*What is needed*: Within this material, how many lines have the string "axis" in them? The answer is a number, with nothing added.

*Records for this exercise*:

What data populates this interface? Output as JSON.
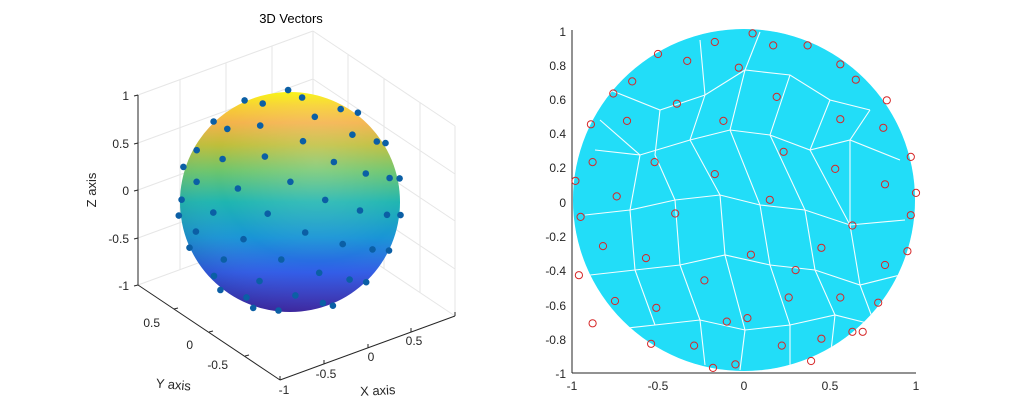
{
  "chart_data": [
    {
      "type": "scatter3d",
      "title": "3D Vectors",
      "xlabel": "X axis",
      "ylabel": "Y axis",
      "zlabel": "Z axis",
      "xlim": [
        -1,
        1
      ],
      "ylim": [
        -1,
        1
      ],
      "zlim": [
        -1,
        1
      ],
      "x_ticks": [
        "-1",
        "-0.5",
        "0",
        "0.5"
      ],
      "y_ticks": [
        "-0.5",
        "0",
        "0.5"
      ],
      "z_ticks": [
        "-1",
        "-0.5",
        "0",
        "0.5",
        "1"
      ],
      "surface": "unit sphere",
      "colormap": "parula",
      "grid": true,
      "marker_color": "#0b5fa5",
      "point_count": 100
    },
    {
      "type": "voronoi-sphere-projection",
      "xlim": [
        -1,
        1
      ],
      "ylim": [
        -1,
        1
      ],
      "x_ticks": [
        "-1",
        "-0.5",
        "0",
        "0.5",
        "1"
      ],
      "y_ticks": [
        "-1",
        "-0.8",
        "-0.6",
        "-0.4",
        "-0.2",
        "0",
        "0.2",
        "0.4",
        "0.6",
        "0.8",
        "1"
      ],
      "fill_color": "#1ee0fa",
      "edge_color": "#ffffff",
      "marker_color": "#d62728",
      "points": [
        [
          0.05,
          0.98
        ],
        [
          -0.17,
          0.93
        ],
        [
          0.17,
          0.91
        ],
        [
          -0.5,
          0.86
        ],
        [
          0.37,
          0.91
        ],
        [
          -0.33,
          0.82
        ],
        [
          0.56,
          0.8
        ],
        [
          -0.03,
          0.78
        ],
        [
          0.65,
          0.71
        ],
        [
          -0.65,
          0.7
        ],
        [
          0.19,
          0.61
        ],
        [
          -0.39,
          0.57
        ],
        [
          -0.76,
          0.63
        ],
        [
          0.83,
          0.59
        ],
        [
          -0.68,
          0.47
        ],
        [
          -0.12,
          0.47
        ],
        [
          0.56,
          0.48
        ],
        [
          0.81,
          0.43
        ],
        [
          -0.89,
          0.45
        ],
        [
          0.23,
          0.29
        ],
        [
          -0.52,
          0.23
        ],
        [
          -0.88,
          0.23
        ],
        [
          -0.17,
          0.16
        ],
        [
          0.53,
          0.19
        ],
        [
          0.97,
          0.26
        ],
        [
          -0.98,
          0.12
        ],
        [
          0.82,
          0.1
        ],
        [
          0.15,
          0.01
        ],
        [
          -0.74,
          0.03
        ],
        [
          1.0,
          0.05
        ],
        [
          -0.4,
          -0.07
        ],
        [
          0.63,
          -0.14
        ],
        [
          -0.95,
          -0.09
        ],
        [
          0.97,
          -0.08
        ],
        [
          0.04,
          -0.31
        ],
        [
          0.45,
          -0.27
        ],
        [
          -0.82,
          -0.26
        ],
        [
          -0.57,
          -0.33
        ],
        [
          0.82,
          -0.37
        ],
        [
          -0.96,
          -0.43
        ],
        [
          -0.23,
          -0.46
        ],
        [
          0.95,
          -0.29
        ],
        [
          0.26,
          -0.56
        ],
        [
          -0.75,
          -0.58
        ],
        [
          0.56,
          -0.56
        ],
        [
          -0.51,
          -0.62
        ],
        [
          0.78,
          -0.59
        ],
        [
          0.02,
          -0.68
        ],
        [
          0.63,
          -0.76
        ],
        [
          -0.88,
          -0.71
        ],
        [
          -0.29,
          -0.84
        ],
        [
          0.22,
          -0.84
        ],
        [
          0.39,
          -0.93
        ],
        [
          -0.54,
          -0.83
        ],
        [
          0.69,
          -0.76
        ],
        [
          -0.05,
          -0.95
        ],
        [
          -0.18,
          -0.97
        ],
        [
          0.45,
          -0.8
        ],
        [
          -0.1,
          -0.7
        ],
        [
          0.3,
          -0.4
        ]
      ]
    }
  ]
}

*Written answer*: 3